== TASK TO COMPLETE ==
Write out the full set of records below exactly.

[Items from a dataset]

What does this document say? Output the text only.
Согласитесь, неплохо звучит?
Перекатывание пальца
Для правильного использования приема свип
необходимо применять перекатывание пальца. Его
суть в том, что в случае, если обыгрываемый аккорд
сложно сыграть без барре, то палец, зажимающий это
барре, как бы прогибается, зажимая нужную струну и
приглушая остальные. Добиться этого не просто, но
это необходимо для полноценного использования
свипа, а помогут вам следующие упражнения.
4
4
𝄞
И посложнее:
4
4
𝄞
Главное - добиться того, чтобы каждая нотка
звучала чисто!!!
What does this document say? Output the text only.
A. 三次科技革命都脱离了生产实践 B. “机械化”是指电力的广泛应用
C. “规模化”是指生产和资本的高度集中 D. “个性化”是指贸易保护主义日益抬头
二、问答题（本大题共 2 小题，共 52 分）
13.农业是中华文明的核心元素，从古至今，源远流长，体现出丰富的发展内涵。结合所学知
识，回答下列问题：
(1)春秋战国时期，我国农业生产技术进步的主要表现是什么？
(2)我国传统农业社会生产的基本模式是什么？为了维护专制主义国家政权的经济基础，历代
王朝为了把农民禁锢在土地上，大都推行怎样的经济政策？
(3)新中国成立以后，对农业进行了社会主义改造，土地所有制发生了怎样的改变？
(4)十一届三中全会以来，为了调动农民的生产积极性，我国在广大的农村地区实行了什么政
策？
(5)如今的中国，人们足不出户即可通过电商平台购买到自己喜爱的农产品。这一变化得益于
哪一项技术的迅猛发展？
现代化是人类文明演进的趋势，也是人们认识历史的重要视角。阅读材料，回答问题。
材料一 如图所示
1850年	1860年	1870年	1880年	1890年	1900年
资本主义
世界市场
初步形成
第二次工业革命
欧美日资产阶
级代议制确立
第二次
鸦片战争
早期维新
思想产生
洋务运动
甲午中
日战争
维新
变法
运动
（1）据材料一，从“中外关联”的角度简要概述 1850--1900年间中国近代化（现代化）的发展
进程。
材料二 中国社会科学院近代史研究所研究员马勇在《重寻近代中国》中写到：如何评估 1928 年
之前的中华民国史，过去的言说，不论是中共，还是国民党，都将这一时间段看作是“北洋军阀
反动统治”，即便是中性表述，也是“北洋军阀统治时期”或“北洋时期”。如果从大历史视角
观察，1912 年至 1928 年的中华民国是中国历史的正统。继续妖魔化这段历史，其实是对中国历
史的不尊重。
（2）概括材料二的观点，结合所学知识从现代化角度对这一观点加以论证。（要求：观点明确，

== EXERCISE OUTPUT ==
What does this document say? Output the text only.
Согласитесь, неплохо звучит?
Перекатывание пальца
Для правильного использования приема свип
необходимо применять перекатывание пальца. Его
суть в том, что в случае, если обыгрываемый аккорд
сложно сыграть без барре, то палец, зажимающий это
барре, как бы прогибается, зажимая нужную струну и
приглушая остальные. Добиться этого не просто, но
это необходимо для полноценного использования
свипа, а помогут вам следующие упражнения.
4
4
𝄞
И посложнее:
4
4
𝄞
Главное - добиться того, чтобы каждая нотка
звучала чисто!!!
What does this document say? Output the text only.
A. 三次科技革命都脱离了生产实践 B. “机械化”是指电力的广泛应用
C. “规模化”是指生产和资本的高度集中 D. “个性化”是指贸易保护主义日益抬头
二、问答题（本大题共 2 小题，共 52 分）
13.农业是中华文明的核心元素，从古至今，源远流长，体现出丰富的发展内涵。结合所学知
识，回答下列问题：
(1)春秋战国时期，我国农业生产技术进步的主要表现是什么？
(2)我国传统农业社会生产的基本模式是什么？为了维护专制主义国家政权的经济基础，历代
王朝为了把农民禁锢在土地上，大都推行怎样的经济政策？
(3)新中国成立以后，对农业进行了社会主义改造，土地所有制发生了怎样的改变？
(4)十一届三中全会以来，为了调动农民的生产积极性，我国在广大的农村地区实行了什么政
策？
(5)如今的中国，人们足不出户即可通过电商平台购买到自己喜爱的农产品。这一变化得益于
哪一项技术的迅猛发展？
现代化是人类文明演进的趋势，也是人们认识历史的重要视角。阅读材料，回答问题。
材料一 如图所示
1850年	1860年	1870年	1880年	1890年	1900年
资本主义
世界市场
初步形成
第二次工业革命
欧美日资产阶
级代议制确立
第二次
鸦片战争
早期维新
思想产生
洋务运动
甲午中
日战争
维新
变法
运动
（1）据材料一，从“中外关联”的角度简要概述 1850--1900年间中国近代化（现代化）的发展
进程。
材料二 中国社会科学院近代史研究所研究员马勇在《重寻近代中国》中写到：如何评估 1928 年
之前的中华民国史，过去的言说，不论是中共，还是国民党，都将这一时间段看作是“北洋军阀
反动统治”，即便是中性表述，也是“北洋军阀统治时期”或“北洋时期”。如果从大历史视角
观察，1912 年至 1928 年的中华民国是中国历史的正统。继续妖魔化这段历史，其实是对中国历
史的不尊重。
（2）概括材料二的观点，结合所学知识从现代化角度对这一观点加以论证。（要求：观点明确，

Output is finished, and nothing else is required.